Direction — Copy out all the records, word for word.

Items from a figure collection
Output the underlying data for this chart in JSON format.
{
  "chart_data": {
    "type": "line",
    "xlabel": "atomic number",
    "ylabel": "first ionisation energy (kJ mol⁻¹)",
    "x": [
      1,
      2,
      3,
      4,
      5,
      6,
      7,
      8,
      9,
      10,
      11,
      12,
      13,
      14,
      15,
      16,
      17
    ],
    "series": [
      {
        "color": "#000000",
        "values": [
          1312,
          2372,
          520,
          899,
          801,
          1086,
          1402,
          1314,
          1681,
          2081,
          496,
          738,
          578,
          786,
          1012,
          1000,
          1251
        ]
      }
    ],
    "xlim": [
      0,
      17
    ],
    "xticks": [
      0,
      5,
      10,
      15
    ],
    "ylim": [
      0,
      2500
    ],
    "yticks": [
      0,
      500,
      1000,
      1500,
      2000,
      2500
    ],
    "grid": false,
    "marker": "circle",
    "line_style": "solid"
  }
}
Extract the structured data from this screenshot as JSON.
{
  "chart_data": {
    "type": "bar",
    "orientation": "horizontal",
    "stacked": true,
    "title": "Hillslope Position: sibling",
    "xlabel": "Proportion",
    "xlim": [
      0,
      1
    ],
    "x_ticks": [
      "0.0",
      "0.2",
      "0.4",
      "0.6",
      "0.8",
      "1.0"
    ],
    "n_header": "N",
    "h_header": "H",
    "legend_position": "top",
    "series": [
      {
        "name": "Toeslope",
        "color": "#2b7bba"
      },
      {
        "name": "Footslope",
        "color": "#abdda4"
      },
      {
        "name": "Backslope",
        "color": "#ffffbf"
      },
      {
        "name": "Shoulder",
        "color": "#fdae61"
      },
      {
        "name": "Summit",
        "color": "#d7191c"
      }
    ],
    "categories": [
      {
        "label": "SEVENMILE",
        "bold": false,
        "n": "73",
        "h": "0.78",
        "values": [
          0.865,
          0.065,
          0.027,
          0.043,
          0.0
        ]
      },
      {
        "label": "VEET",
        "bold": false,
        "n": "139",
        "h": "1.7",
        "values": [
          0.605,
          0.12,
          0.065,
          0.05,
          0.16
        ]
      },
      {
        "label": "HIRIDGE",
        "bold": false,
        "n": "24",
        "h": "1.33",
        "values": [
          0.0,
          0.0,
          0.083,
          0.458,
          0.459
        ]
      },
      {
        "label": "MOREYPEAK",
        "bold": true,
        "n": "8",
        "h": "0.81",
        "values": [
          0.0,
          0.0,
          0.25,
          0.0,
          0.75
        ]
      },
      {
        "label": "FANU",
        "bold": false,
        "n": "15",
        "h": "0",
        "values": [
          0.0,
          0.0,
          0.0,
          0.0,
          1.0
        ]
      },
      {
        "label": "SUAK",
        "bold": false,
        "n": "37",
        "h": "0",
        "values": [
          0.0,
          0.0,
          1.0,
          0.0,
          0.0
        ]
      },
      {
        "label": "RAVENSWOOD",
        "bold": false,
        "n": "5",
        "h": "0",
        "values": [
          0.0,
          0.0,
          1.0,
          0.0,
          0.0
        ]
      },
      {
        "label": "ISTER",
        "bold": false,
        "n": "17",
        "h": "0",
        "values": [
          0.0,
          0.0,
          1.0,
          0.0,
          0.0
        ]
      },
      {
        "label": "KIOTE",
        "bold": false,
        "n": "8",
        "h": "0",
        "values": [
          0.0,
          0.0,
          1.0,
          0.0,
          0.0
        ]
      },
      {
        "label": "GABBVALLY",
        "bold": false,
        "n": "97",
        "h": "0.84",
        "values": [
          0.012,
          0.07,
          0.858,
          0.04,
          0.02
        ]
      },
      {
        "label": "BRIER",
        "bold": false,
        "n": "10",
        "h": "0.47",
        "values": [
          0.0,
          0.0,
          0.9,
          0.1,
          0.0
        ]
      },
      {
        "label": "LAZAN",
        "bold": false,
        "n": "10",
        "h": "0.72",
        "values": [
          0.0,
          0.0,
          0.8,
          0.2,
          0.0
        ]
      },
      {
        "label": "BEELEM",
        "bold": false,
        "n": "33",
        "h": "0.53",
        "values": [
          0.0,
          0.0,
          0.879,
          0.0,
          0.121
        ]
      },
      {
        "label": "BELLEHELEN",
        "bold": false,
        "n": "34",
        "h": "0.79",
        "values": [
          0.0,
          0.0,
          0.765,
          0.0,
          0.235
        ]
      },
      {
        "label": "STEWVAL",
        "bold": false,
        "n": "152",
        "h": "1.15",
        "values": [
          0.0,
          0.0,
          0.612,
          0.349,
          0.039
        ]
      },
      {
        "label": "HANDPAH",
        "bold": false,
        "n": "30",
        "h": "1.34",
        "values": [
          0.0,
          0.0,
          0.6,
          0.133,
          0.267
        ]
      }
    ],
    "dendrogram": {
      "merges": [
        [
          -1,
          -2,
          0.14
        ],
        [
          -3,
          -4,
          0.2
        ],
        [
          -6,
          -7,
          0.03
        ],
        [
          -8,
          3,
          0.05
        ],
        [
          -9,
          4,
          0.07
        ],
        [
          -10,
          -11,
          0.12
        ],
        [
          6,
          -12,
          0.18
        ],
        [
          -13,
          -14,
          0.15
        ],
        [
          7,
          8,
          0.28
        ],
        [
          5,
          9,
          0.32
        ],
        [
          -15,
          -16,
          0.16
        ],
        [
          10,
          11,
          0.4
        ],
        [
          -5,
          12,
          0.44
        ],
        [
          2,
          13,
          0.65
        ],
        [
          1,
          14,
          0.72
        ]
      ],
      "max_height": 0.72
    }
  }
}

Response to this task —
Output the underlying data for this chart in JSON format.
{
  "chart_data": {
    "type": "line",
    "xlabel": "atomic number",
    "ylabel": "first ionisation energy (kJ mol⁻¹)",
    "x": [
      1,
      2,
      3,
      4,
      5,
      6,
      7,
      8,
      9,
      10,
      11,
      12,
      13,
      14,
      15,
      16,
      17
    ],
    "series": [
      {
        "color": "#000000",
        "values": [
          1312,
          2372,
          520,
          899,
          801,
          1086,
          1402,
          1314,
          1681,
          2081,
          496,
          738,
          578,
          786,
          1012,
          1000,
          1251
        ]
      }
    ],
    "xlim": [
      0,
      17
    ],
    "xticks": [
      0,
      5,
      10,
      15
    ],
    "ylim": [
      0,
      2500
    ],
    "yticks": [
      0,
      500,
      1000,
      1500,
      2000,
      2500
    ],
    "grid": false,
    "marker": "circle",
    "line_style": "solid"
  }
}
Extract the structured data from this screenshot as JSON.
{
  "chart_data": {
    "type": "bar",
    "orientation": "horizontal",
    "stacked": true,
    "title": "Hillslope Position: sibling",
    "xlabel": "Proportion",
    "xlim": [
      0,
      1
    ],
    "x_ticks": [
      "0.0",
      "0.2",
      "0.4",
      "0.6",
      "0.8",
      "1.0"
    ],
    "n_header": "N",
    "h_header": "H",
    "legend_position": "top",
    "series": [
      {
        "name": "Toeslope",
        "color": "#2b7bba"
      },
      {
        "name": "Footslope",
        "color": "#abdda4"
      },
      {
        "name": "Backslope",
        "color": "#ffffbf"
      },
      {
        "name": "Shoulder",
        "color": "#fdae61"
      },
      {
        "name": "Summit",
        "color": "#d7191c"
      }
    ],
    "categories": [
      {
        "label": "SEVENMILE",
        "bold": false,
        "n": "73",
        "h": "0.78",
        "values": [
          0.865,
          0.065,
          0.027,
          0.043,
          0.0
        ]
      },
      {
        "label": "VEET",
        "bold": false,
        "n": "139",
        "h": "1.7",
        "values": [
          0.605,
          0.12,
          0.065,
          0.05,
          0.16
        ]
      },
      {
        "label": "HIRIDGE",
        "bold": false,
        "n": "24",
        "h": "1.33",
        "values": [
          0.0,
          0.0,
          0.083,
          0.458,
          0.459
        ]
      },
      {
        "label": "MOREYPEAK",
        "bold": true,
        "n": "8",
        "h": "0.81",
        "values": [
          0.0,
          0.0,
          0.25,
          0.0,
          0.75
        ]
      },
      {
        "label": "FANU",
        "bold": false,
        "n": "15",
        "h": "0",
        "values": [
          0.0,
          0.0,
          0.0,
          0.0,
          1.0
        ]
      },
      {
        "label": "SUAK",
        "bold": false,
        "n": "37",
        "h": "0",
        "values": [
          0.0,
          0.0,
          1.0,
          0.0,
          0.0
        ]
      },
      {
        "label": "RAVENSWOOD",
        "bold": false,
        "n": "5",
        "h": "0",
        "values": [
          0.0,
          0.0,
          1.0,
          0.0,
          0.0
        ]
      },
      {
        "label": "ISTER",
        "bold": false,
        "n": "17",
        "h": "0",
        "values": [
          0.0,
          0.0,
          1.0,
          0.0,
          0.0
        ]
      },
      {
        "label": "KIOTE",
        "bold": false,
        "n": "8",
        "h": "0",
        "values": [
          0.0,
          0.0,
          1.0,
          0.0,
          0.0
        ]
      },
      {
        "label": "GABBVALLY",
        "bold": false,
        "n": "97",
        "h": "0.84",
        "values": [
          0.012,
          0.07,
          0.858,
          0.04,
          0.02
        ]
      },
      {
        "label": "BRIER",
        "bold": false,
        "n": "10",
        "h": "0.47",
        "values": [
          0.0,
          0.0,
          0.9,
          0.1,
          0.0
        ]
      },
      {
        "label": "LAZAN",
        "bold": false,
        "n": "10",
        "h": "0.72",
        "values": [
          0.0,
          0.0,
          0.8,
          0.2,
          0.0
        ]
      },
      {
        "label": "BEELEM",
        "bold": false,
        "n": "33",
        "h": "0.53",
        "values": [
          0.0,
          0.0,
          0.879,
          0.0,
          0.121
        ]
      },
      {
        "label": "BELLEHELEN",
        "bold": false,
        "n": "34",
        "h": "0.79",
        "values": [
          0.0,
          0.0,
          0.765,
          0.0,
          0.235
        ]
      },
      {
        "label": "STEWVAL",
        "bold": false,
        "n": "152",
        "h": "1.15",
        "values": [
          0.0,
          0.0,
          0.612,
          0.349,
          0.039
        ]
      },
      {
        "label": "HANDPAH",
        "bold": false,
        "n": "30",
        "h": "1.34",
        "values": [
          0.0,
          0.0,
          0.6,
          0.133,
          0.267
        ]
      }
    ],
    "dendrogram": {
      "merges": [
        [
          -1,
          -2,
          0.14
        ],
        [
          -3,
          -4,
          0.2
        ],
        [
          -6,
          -7,
          0.03
        ],
        [
          -8,
          3,
          0.05
        ],
        [
          -9,
          4,
          0.07
        ],
        [
          -10,
          -11,
          0.12
        ],
        [
          6,
          -12,
          0.18
        ],
        [
          -13,
          -14,
          0.15
        ],
        [
          7,
          8,
          0.28
        ],
        [
          5,
          9,
          0.32
        ],
        [
          -15,
          -16,
          0.16
        ],
        [
          10,
          11,
          0.4
        ],
        [
          -5,
          12,
          0.44
        ],
        [
          2,
          13,
          0.65
        ],
        [
          1,
          14,
          0.72
        ]
      ],
      "max_height": 0.72
    }
  }
}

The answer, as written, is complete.